Data lines:
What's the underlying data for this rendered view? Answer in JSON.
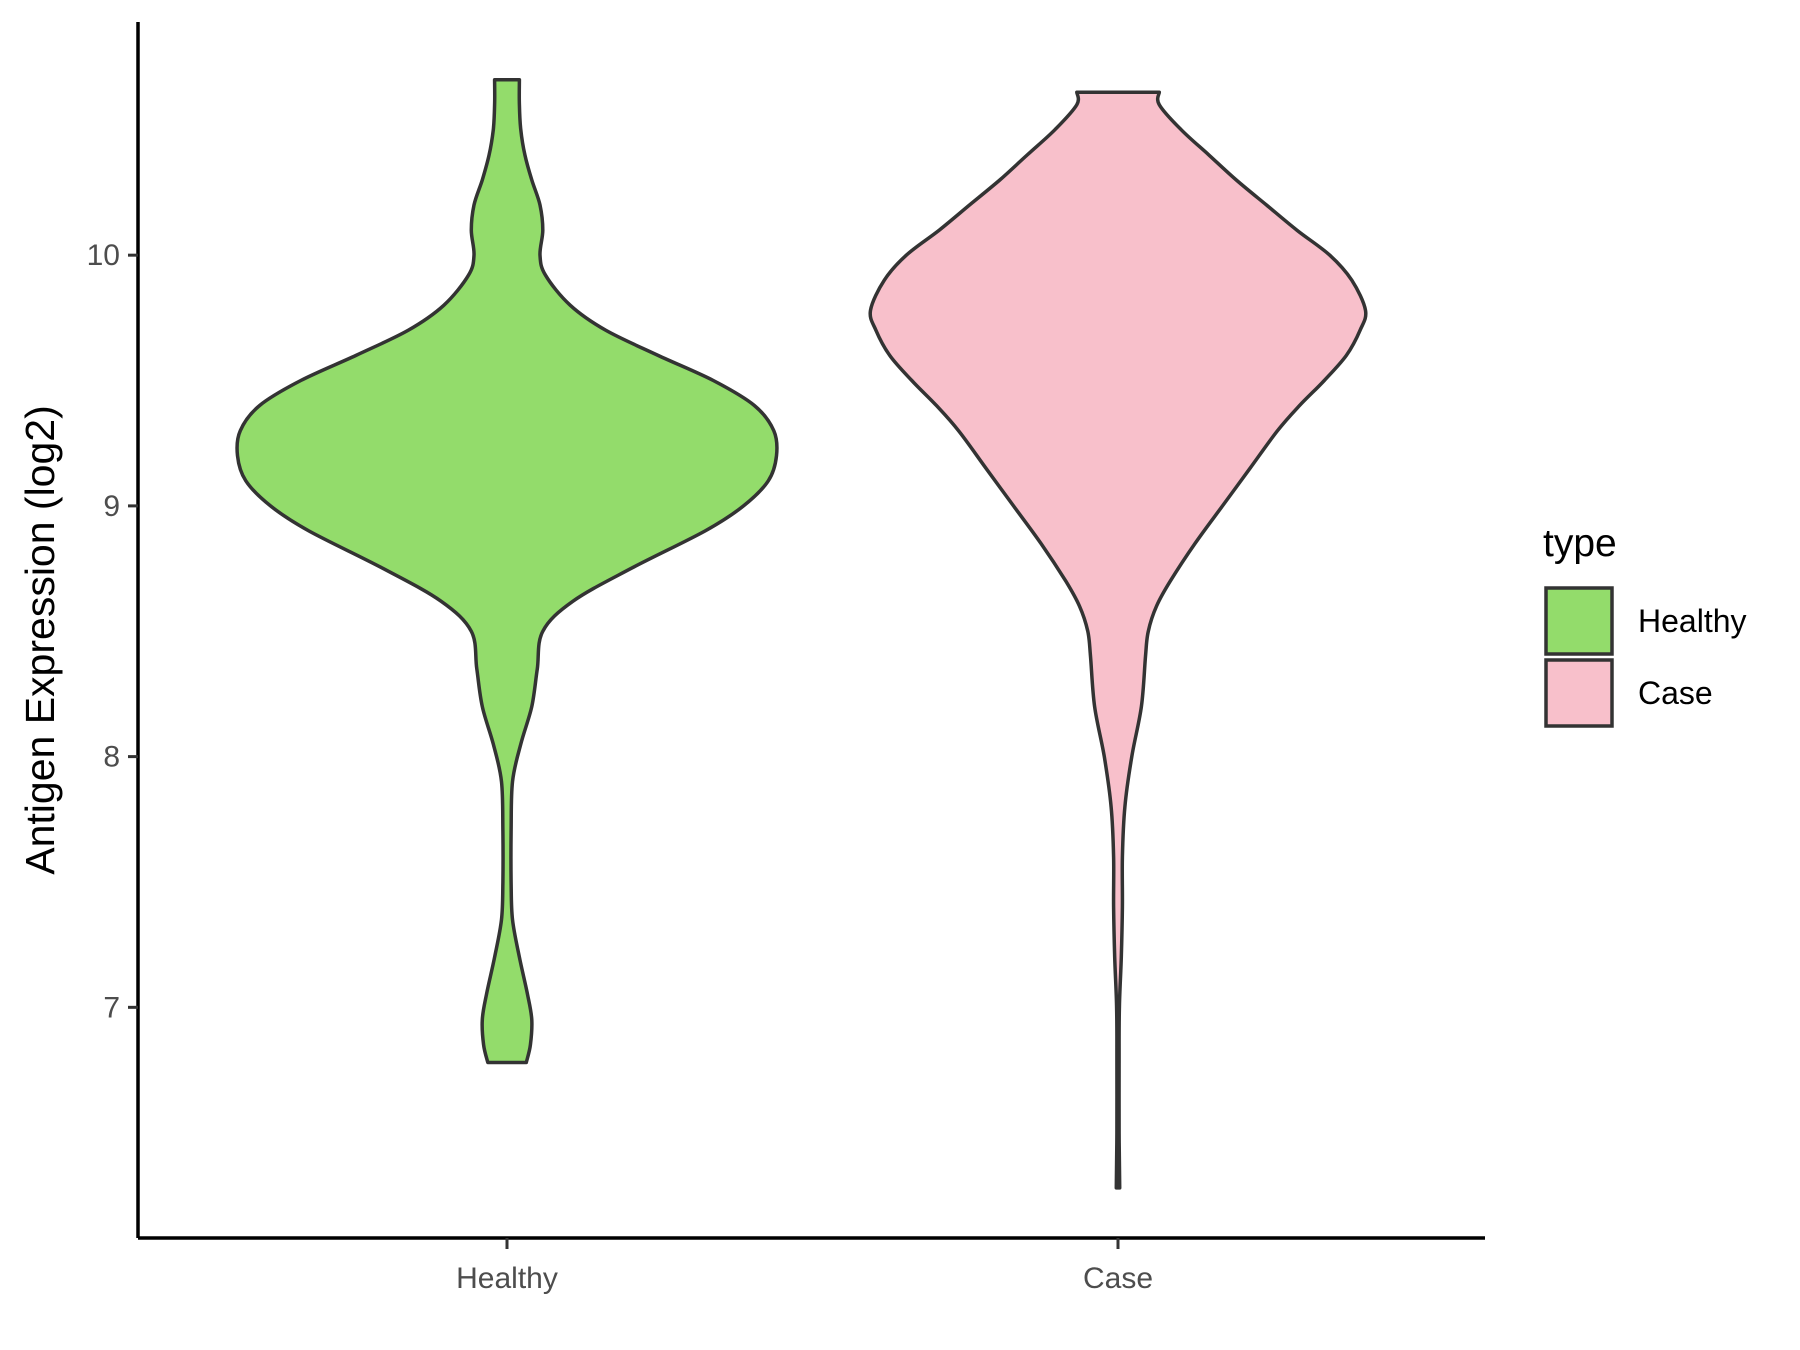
{
  "chart_data": {
    "type": "violin",
    "title": "",
    "xlabel": "",
    "ylabel": "Antigen Expression (log2)",
    "ylim": [
      6.08,
      10.93
    ],
    "yticks": [
      7,
      8,
      9,
      10
    ],
    "categories": [
      "Healthy",
      "Case"
    ],
    "grid": false,
    "legend": {
      "title": "type",
      "position": "right",
      "entries": [
        "Healthy",
        "Case"
      ]
    },
    "series": [
      {
        "name": "Healthy",
        "category": "Healthy",
        "color": "#93dc6b",
        "min": 6.78,
        "max": 10.7,
        "density_profile": [
          [
            6.78,
            0.07
          ],
          [
            6.85,
            0.085
          ],
          [
            6.95,
            0.09
          ],
          [
            7.05,
            0.075
          ],
          [
            7.2,
            0.045
          ],
          [
            7.35,
            0.02
          ],
          [
            7.5,
            0.015
          ],
          [
            7.7,
            0.015
          ],
          [
            7.9,
            0.02
          ],
          [
            8.05,
            0.05
          ],
          [
            8.2,
            0.09
          ],
          [
            8.35,
            0.11
          ],
          [
            8.5,
            0.13
          ],
          [
            8.62,
            0.24
          ],
          [
            8.75,
            0.45
          ],
          [
            8.9,
            0.72
          ],
          [
            9.0,
            0.86
          ],
          [
            9.1,
            0.95
          ],
          [
            9.2,
            0.98
          ],
          [
            9.3,
            0.97
          ],
          [
            9.4,
            0.9
          ],
          [
            9.5,
            0.75
          ],
          [
            9.6,
            0.55
          ],
          [
            9.7,
            0.36
          ],
          [
            9.8,
            0.23
          ],
          [
            9.92,
            0.14
          ],
          [
            10.0,
            0.12
          ],
          [
            10.1,
            0.13
          ],
          [
            10.2,
            0.12
          ],
          [
            10.3,
            0.09
          ],
          [
            10.4,
            0.065
          ],
          [
            10.5,
            0.05
          ],
          [
            10.6,
            0.045
          ],
          [
            10.7,
            0.045
          ]
        ]
      },
      {
        "name": "Case",
        "category": "Case",
        "color": "#f8c0cb",
        "min": 6.28,
        "max": 10.65,
        "density_profile": [
          [
            6.28,
            0.006
          ],
          [
            6.5,
            0.004
          ],
          [
            6.8,
            0.004
          ],
          [
            7.0,
            0.005
          ],
          [
            7.2,
            0.012
          ],
          [
            7.4,
            0.016
          ],
          [
            7.6,
            0.016
          ],
          [
            7.8,
            0.025
          ],
          [
            8.0,
            0.05
          ],
          [
            8.2,
            0.085
          ],
          [
            8.4,
            0.1
          ],
          [
            8.5,
            0.11
          ],
          [
            8.6,
            0.14
          ],
          [
            8.7,
            0.19
          ],
          [
            8.85,
            0.28
          ],
          [
            9.0,
            0.38
          ],
          [
            9.15,
            0.48
          ],
          [
            9.3,
            0.58
          ],
          [
            9.4,
            0.66
          ],
          [
            9.5,
            0.75
          ],
          [
            9.6,
            0.83
          ],
          [
            9.7,
            0.88
          ],
          [
            9.78,
            0.9
          ],
          [
            9.9,
            0.85
          ],
          [
            10.0,
            0.77
          ],
          [
            10.1,
            0.65
          ],
          [
            10.2,
            0.54
          ],
          [
            10.3,
            0.43
          ],
          [
            10.4,
            0.33
          ],
          [
            10.5,
            0.23
          ],
          [
            10.6,
            0.15
          ],
          [
            10.65,
            0.15
          ]
        ]
      }
    ]
  }
}
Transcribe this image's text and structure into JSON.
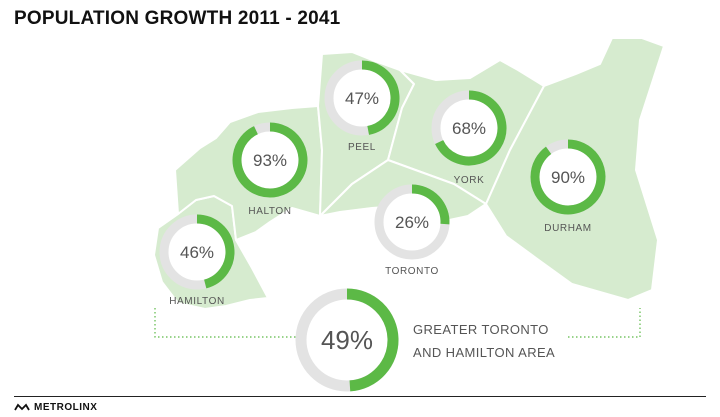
{
  "title": "POPULATION GROWTH 2011 - 2041",
  "colors": {
    "ring_fill": "#5cb946",
    "ring_track": "#e3e3e3",
    "region_fill": "#d6ebcf",
    "region_stroke": "#ffffff"
  },
  "regions": [
    {
      "id": "hamilton",
      "label": "HAMILTON",
      "growth_pct": 46,
      "value_text": "46%"
    },
    {
      "id": "halton",
      "label": "HALTON",
      "growth_pct": 93,
      "value_text": "93%"
    },
    {
      "id": "peel",
      "label": "PEEL",
      "growth_pct": 47,
      "value_text": "47%"
    },
    {
      "id": "york",
      "label": "YORK",
      "growth_pct": 68,
      "value_text": "68%"
    },
    {
      "id": "toronto",
      "label": "TORONTO",
      "growth_pct": 26,
      "value_text": "26%"
    },
    {
      "id": "durham",
      "label": "DURHAM",
      "growth_pct": 90,
      "value_text": "90%"
    }
  ],
  "total": {
    "growth_pct": 49,
    "value_text": "49%",
    "label_line1": "GREATER TORONTO",
    "label_line2": "AND HAMILTON AREA"
  },
  "footer": {
    "brand": "METROLINX",
    "icon": "metrolinx-logo-icon"
  }
}
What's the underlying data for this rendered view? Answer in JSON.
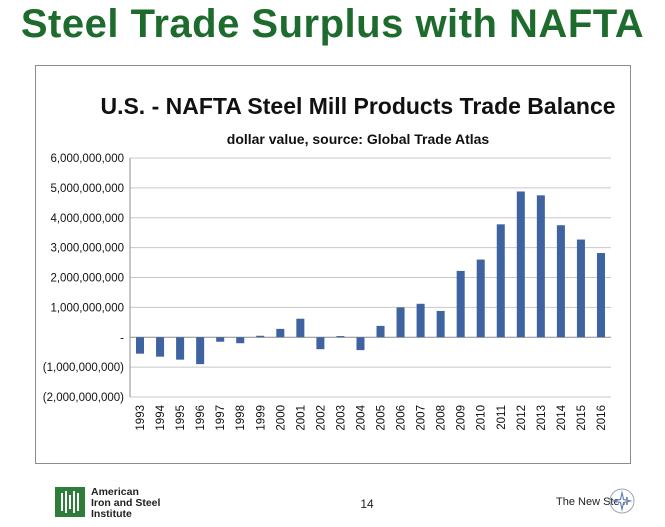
{
  "slide": {
    "title": "Steel Trade Surplus with NAFTA",
    "page_number": "14",
    "footer_org": [
      "American",
      "Iron and Steel",
      "Institute"
    ],
    "footer_brand": "The New Steel",
    "title_color": "#1e6b2e"
  },
  "icons": {
    "logo": "aisi-logo-icon",
    "brand_mark": "star-icon"
  },
  "chart_data": {
    "type": "bar",
    "title": "U.S. - NAFTA Steel Mill Products Trade Balance",
    "subtitle": "dollar value, source: Global Trade Atlas",
    "xlabel": "",
    "ylabel": "",
    "ylim": [
      -2000000000,
      6000000000
    ],
    "y_ticks": [
      {
        "value": 6000000000,
        "label": "6,000,000,000"
      },
      {
        "value": 5000000000,
        "label": "5,000,000,000"
      },
      {
        "value": 4000000000,
        "label": "4,000,000,000"
      },
      {
        "value": 3000000000,
        "label": "3,000,000,000"
      },
      {
        "value": 2000000000,
        "label": "2,000,000,000"
      },
      {
        "value": 1000000000,
        "label": "1,000,000,000"
      },
      {
        "value": 0,
        "label": "-"
      },
      {
        "value": -1000000000,
        "label": "(1,000,000,000)"
      },
      {
        "value": -2000000000,
        "label": "(2,000,000,000)"
      }
    ],
    "categories": [
      "1993",
      "1994",
      "1995",
      "1996",
      "1997",
      "1998",
      "1999",
      "2000",
      "2001",
      "2002",
      "2003",
      "2004",
      "2005",
      "2006",
      "2007",
      "2008",
      "2009",
      "2010",
      "2011",
      "2012",
      "2013",
      "2014",
      "2015",
      "2016"
    ],
    "values": [
      -550000000,
      -650000000,
      -750000000,
      -900000000,
      -150000000,
      -200000000,
      50000000,
      280000000,
      620000000,
      -400000000,
      40000000,
      -430000000,
      380000000,
      1000000000,
      1120000000,
      880000000,
      2220000000,
      2600000000,
      3780000000,
      4880000000,
      4750000000,
      3750000000,
      3270000000,
      2820000000
    ],
    "bar_color": "#3f63a0",
    "grid": true
  }
}
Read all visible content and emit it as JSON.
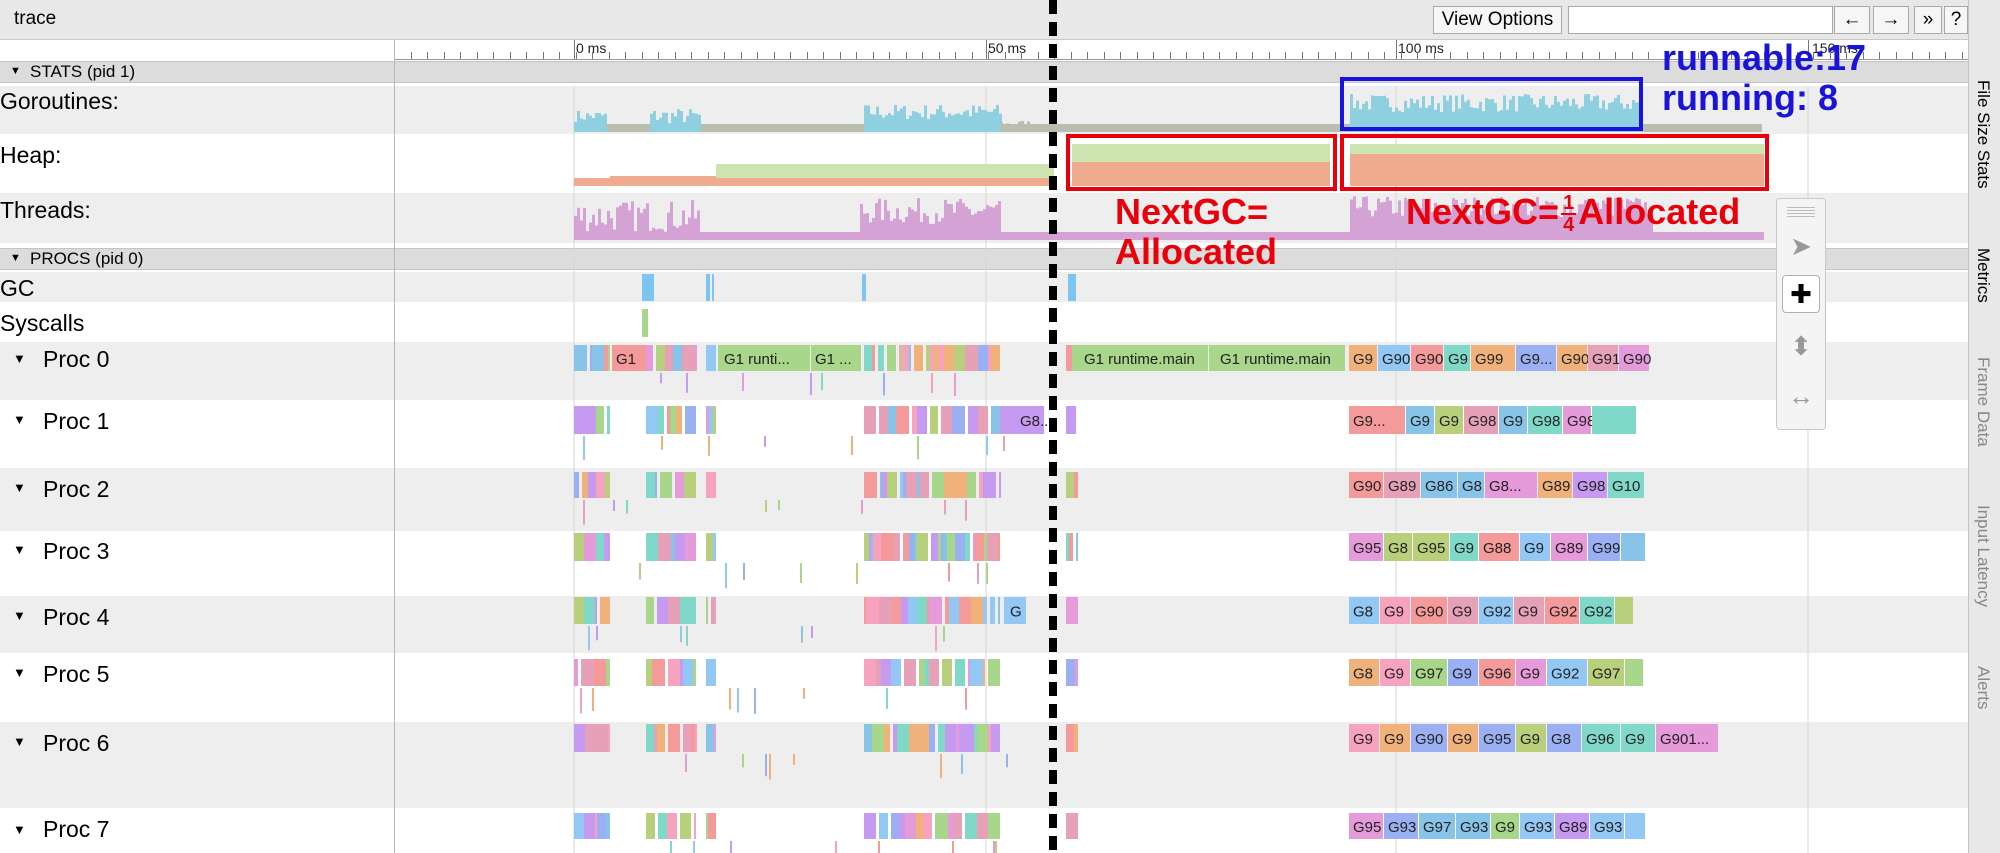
{
  "toolbar": {
    "title": "trace",
    "view_options": "View Options",
    "back": "←",
    "forward": "→",
    "more": "»",
    "help": "?"
  },
  "ruler": {
    "labels": [
      "0 ms",
      "50 ms",
      "100 ms",
      "150 ms"
    ]
  },
  "stats_section": {
    "header": "STATS (pid 1)",
    "rows": [
      "Goroutines:",
      "Heap:",
      "Threads:"
    ]
  },
  "procs_section": {
    "header": "PROCS (pid 0)",
    "gc_label": "GC",
    "syscalls_label": "Syscalls",
    "procs": [
      "Proc 0",
      "Proc 1",
      "Proc 2",
      "Proc 3",
      "Proc 4",
      "Proc 5",
      "Proc 6",
      "Proc 7"
    ]
  },
  "slices": {
    "p0": [
      "G1",
      "G1 runti...",
      "G1 ...",
      "G1 runtime.main",
      "G1 runtime.main",
      "G9",
      "G90",
      "G90",
      "G9",
      "G99",
      "G9...",
      "G90",
      "G91",
      "G90"
    ],
    "p1": [
      "G8...",
      "G9...",
      "G9",
      "G9",
      "G98",
      "G9",
      "G98",
      "G98"
    ],
    "p2": [
      "G90",
      "G89",
      "G86",
      "G8",
      "G8...",
      "G89",
      "G98",
      "G10"
    ],
    "p3": [
      "G95",
      "G8",
      "G95",
      "G9",
      "G88",
      "G9",
      "G89",
      "G99"
    ],
    "p4": [
      "G",
      "G8",
      "G9",
      "G90",
      "G9",
      "G92",
      "G9",
      "G92",
      "G92"
    ],
    "p5": [
      "G8",
      "G9",
      "G97",
      "G9",
      "G96",
      "G9",
      "G92",
      "G97"
    ],
    "p6": [
      "G9",
      "G9",
      "G90",
      "G9",
      "G95",
      "G9",
      "G8",
      "G96",
      "G9",
      "G901..."
    ],
    "p7": [
      "G95",
      "G93",
      "G97",
      "G93",
      "G9",
      "G93",
      "G89",
      "G93"
    ]
  },
  "side_tabs": [
    "File Size Stats",
    "Metrics",
    "Frame Data",
    "Input Latency",
    "Alerts"
  ],
  "annotations": {
    "runnable": "runnable:17",
    "running": "running: 8",
    "nextgc_eq": "NextGC=",
    "allocated": "Allocated",
    "nextgc_quarter_prefix": "NextGC=",
    "frac_num": "1",
    "frac_den": "4",
    "nextgc_quarter_suffix": "Allocated"
  },
  "colors": {
    "goroutines": "#8ecfe0",
    "goroutines_gray": "#b8bfb0",
    "heap_green": "#cde3b0",
    "heap_orange": "#eeab8e",
    "threads": "#d4a2d4",
    "gc": "#7cc4f2",
    "syscalls": "#a8d68a",
    "annotation_red": "#e8000a",
    "annotation_blue": "#1a14d8"
  },
  "tools": [
    "pointer-tool",
    "pan-tool",
    "zoom-tool",
    "timing-tool"
  ]
}
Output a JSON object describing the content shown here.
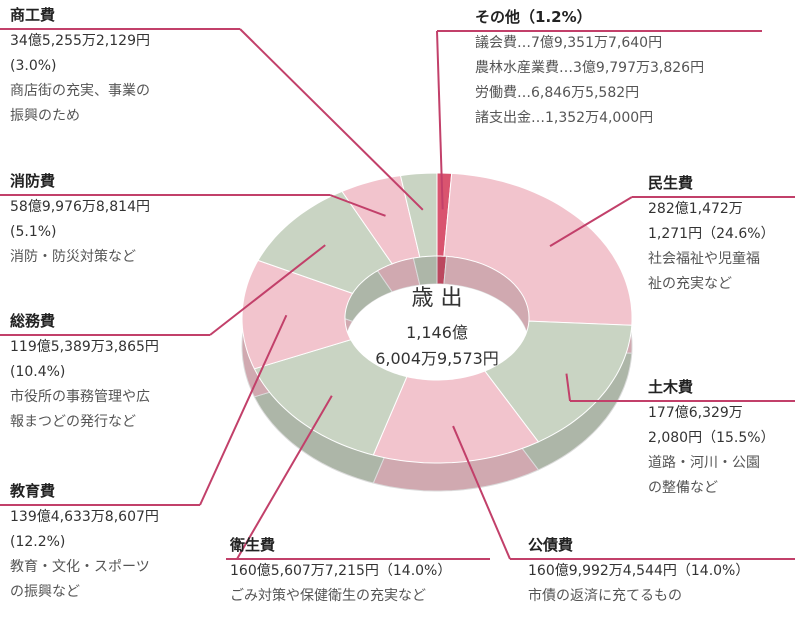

Your objective: For each line of the entries that includes "ylabel", show that line.

Task output:
    "ylabel": "Antigen Expression (log2)",
    "ylabel": "",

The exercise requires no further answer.